Problem:
Write out each line from the data below that includes the word "Anti".

--- START OF Material to process ---

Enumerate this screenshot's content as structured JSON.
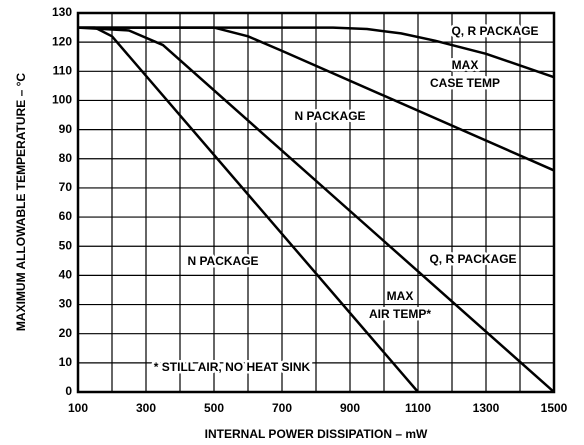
{
  "chart_data": {
    "type": "line",
    "xlabel": "INTERNAL POWER DISSIPATION – mW",
    "ylabel": "MAXIMUM ALLOWABLE TEMPERATURE – °C",
    "xlim": [
      100,
      1500
    ],
    "xticks": [
      100,
      300,
      500,
      700,
      900,
      1100,
      1300,
      1500
    ],
    "xgrid": [
      100,
      200,
      300,
      400,
      500,
      600,
      700,
      800,
      900,
      1000,
      1100,
      1200,
      1300,
      1400,
      1500
    ],
    "ylim": [
      0,
      130
    ],
    "yticks": [
      0,
      10,
      20,
      30,
      40,
      50,
      60,
      70,
      80,
      90,
      100,
      110,
      120,
      130
    ],
    "grid": true,
    "color": "#000000",
    "series": [
      {
        "x": [
          100,
          850,
          950,
          1050,
          1150,
          1300,
          1500
        ],
        "values": [
          125,
          125,
          124.5,
          123,
          120.5,
          116,
          108
        ]
      },
      {
        "x": [
          100,
          500,
          600,
          700,
          1500
        ],
        "values": [
          125,
          125,
          122,
          117,
          76
        ]
      },
      {
        "x": [
          100,
          250,
          350,
          1500
        ],
        "values": [
          125,
          124,
          119,
          0
        ]
      },
      {
        "x": [
          100,
          150,
          200,
          1100
        ],
        "values": [
          125,
          125,
          122,
          0
        ]
      }
    ],
    "annotations": [
      [
        "Q, R PACKAGE"
      ],
      [
        "MAX",
        "CASE TEMP"
      ],
      [
        "N PACKAGE"
      ],
      [
        "Q, R PACKAGE"
      ],
      [
        "N PACKAGE"
      ],
      [
        "MAX",
        "AIR TEMP*"
      ],
      [
        "* STILL AIR, NO HEAT SINK"
      ]
    ]
  }
}
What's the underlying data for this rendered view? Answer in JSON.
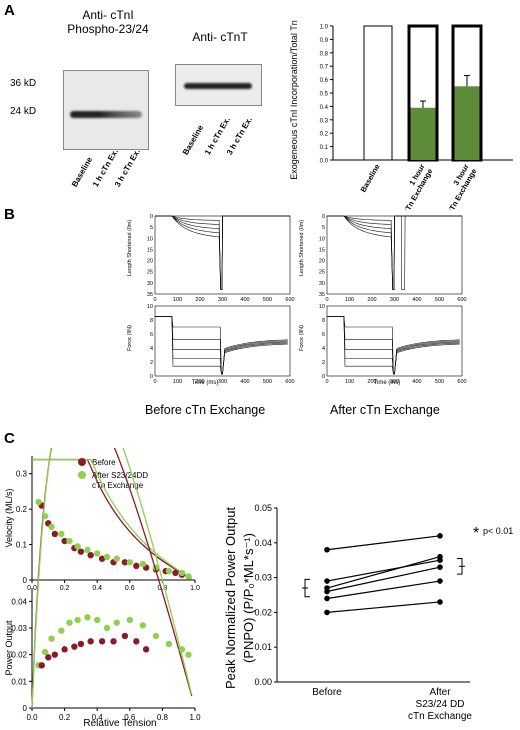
{
  "panels": {
    "a": "A",
    "b": "B",
    "c": "C"
  },
  "blots": {
    "ctni_title_line1": "Anti- cTnI",
    "ctni_title_line2": "Phospho-23/24",
    "ctnt_title": "Anti- cTnT",
    "mw_36": "36 kD",
    "mw_24": "24 kD",
    "lanes": [
      "Baseline",
      "1 h  cTn Ex.",
      "3 h  cTn Ex."
    ]
  },
  "chart_a": {
    "type": "bar",
    "ylabel": "Exogeneous cTnI Incorporation/Total Tn",
    "ylim": [
      0,
      1.0
    ],
    "yticks": [
      "0.0",
      "0.1",
      "0.2",
      "0.3",
      "0.4",
      "0.5",
      "0.6",
      "0.7",
      "0.8",
      "0.9",
      "1.0"
    ],
    "categories": [
      "Baseline",
      "1 hour\ncTn Exchange",
      "3 hour\ncTn Exchange"
    ],
    "values": [
      0.0,
      0.39,
      0.55
    ],
    "errors": [
      0,
      0.05,
      0.08
    ],
    "totals": [
      1.0,
      1.0,
      1.0
    ],
    "colors": {
      "fill": "#5e8c3a",
      "outline": "#000000"
    }
  },
  "panel_b": {
    "before_caption": "Before cTn Exchange",
    "after_caption": "After cTn Exchange",
    "length_ylabel": "Length Shortened (Ilm)",
    "force_ylabel": "Force (IlN)",
    "time_xlabel": "Time (ms)",
    "length_yticks": [
      "0",
      "5",
      "10",
      "15",
      "20",
      "25",
      "30",
      "35"
    ],
    "force_yticks": [
      "0",
      "2",
      "4",
      "6",
      "8",
      "10"
    ],
    "time_xticks": [
      "0",
      "100",
      "200",
      "300",
      "400",
      "500",
      "600"
    ]
  },
  "panel_c": {
    "legend_before": "Before",
    "legend_after_line1": "After S23/24DD",
    "legend_after_line2": "cTn Exchange",
    "velocity_ylabel": "Velocity (ML/s)",
    "power_ylabel": "Power Output",
    "xlabel": "Relative Tension",
    "velocity_yticks": [
      "0",
      "0.1",
      "0.2",
      "0.3"
    ],
    "power_yticks": [
      "0",
      "0.01",
      "0.02",
      "0.03",
      "0.04"
    ],
    "xticks": [
      "0.0",
      "0.2",
      "0.4",
      "0.6",
      "0.8",
      "1.0"
    ],
    "colors": {
      "before": "#8b1a2b",
      "after": "#8fd14f"
    }
  },
  "chart_data": [
    {
      "type": "bar",
      "ylabel": "Exogeneous cTnI Incorporation/Total Tn",
      "categories": [
        "Baseline",
        "1 hour cTn Exchange",
        "3 hour cTn Exchange"
      ],
      "series": [
        {
          "values": [
            0.0,
            0.39,
            0.55
          ]
        },
        {
          "values": [
            1.0,
            1.0,
            1.0
          ]
        }
      ],
      "ylim": [
        0,
        1.0
      ]
    },
    {
      "type": "scatter",
      "xlabel": "Relative Tension",
      "ylabel": "Velocity (ML/s)",
      "xlim": [
        0,
        1.0
      ],
      "ylim": [
        0,
        0.35
      ],
      "series": [
        {
          "name": "Before",
          "x": [
            0.06,
            0.1,
            0.14,
            0.2,
            0.26,
            0.3,
            0.36,
            0.43,
            0.5,
            0.57,
            0.64,
            0.7,
            0.76,
            0.82,
            0.88,
            0.92
          ],
          "y": [
            0.21,
            0.16,
            0.13,
            0.11,
            0.09,
            0.08,
            0.07,
            0.06,
            0.05,
            0.05,
            0.04,
            0.035,
            0.03,
            0.025,
            0.02,
            0.015
          ]
        },
        {
          "name": "After S23/24DD cTn Exchange",
          "x": [
            0.04,
            0.08,
            0.12,
            0.18,
            0.23,
            0.28,
            0.34,
            0.4,
            0.46,
            0.52,
            0.6,
            0.68,
            0.76,
            0.84,
            0.92,
            0.96
          ],
          "y": [
            0.22,
            0.18,
            0.15,
            0.13,
            0.11,
            0.095,
            0.085,
            0.075,
            0.065,
            0.06,
            0.05,
            0.045,
            0.035,
            0.025,
            0.02,
            0.01
          ]
        }
      ]
    },
    {
      "type": "scatter",
      "xlabel": "Relative Tension",
      "ylabel": "Power Output",
      "xlim": [
        0,
        1.0
      ],
      "ylim": [
        0,
        0.045
      ],
      "series": [
        {
          "name": "Before",
          "x": [
            0.06,
            0.1,
            0.14,
            0.2,
            0.26,
            0.3,
            0.36,
            0.43,
            0.5,
            0.57,
            0.64,
            0.7
          ],
          "y": [
            0.016,
            0.019,
            0.02,
            0.022,
            0.023,
            0.024,
            0.025,
            0.025,
            0.025,
            0.027,
            0.025,
            0.022
          ]
        },
        {
          "name": "After S23/24DD cTn Exchange",
          "x": [
            0.04,
            0.08,
            0.12,
            0.18,
            0.23,
            0.28,
            0.34,
            0.4,
            0.46,
            0.52,
            0.6,
            0.68,
            0.76,
            0.84,
            0.92,
            0.96
          ],
          "y": [
            0.016,
            0.021,
            0.026,
            0.029,
            0.032,
            0.033,
            0.034,
            0.033,
            0.03,
            0.032,
            0.033,
            0.031,
            0.027,
            0.024,
            0.022,
            0.02
          ]
        }
      ]
    },
    {
      "type": "line",
      "ylabel": "Peak Normalized Power Output (PNPO) (P/P0*ML*s-1)",
      "categories": [
        "Before",
        "After S23/24 DD cTn Exchange"
      ],
      "ylim": [
        0,
        0.05
      ],
      "series": [
        {
          "values": [
            0.038,
            0.042
          ]
        },
        {
          "values": [
            0.029,
            0.035
          ]
        },
        {
          "values": [
            0.027,
            0.036
          ]
        },
        {
          "values": [
            0.026,
            0.033
          ]
        },
        {
          "values": [
            0.024,
            0.029
          ]
        },
        {
          "values": [
            0.02,
            0.023
          ]
        }
      ]
    }
  ],
  "chart_d": {
    "ylabel_line1": "Peak Normalized Power Output",
    "ylabel_line2": "(PNPO) (P/P₀*ML*s⁻¹)",
    "yticks": [
      "0.00",
      "0.01",
      "0.02",
      "0.03",
      "0.04",
      "0.05"
    ],
    "cat_before": "Before",
    "cat_after_line1": "After",
    "cat_after_line2": "S23/24 DD",
    "cat_after_line3": "cTn Exchange",
    "significance_star": "*",
    "significance_text": "p< 0.01"
  }
}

--- END OF Material to process ---

Solution below:
    "ctni_title_line1": "Anti- cTnI",
    "ctnt_title": "Anti- cTnT",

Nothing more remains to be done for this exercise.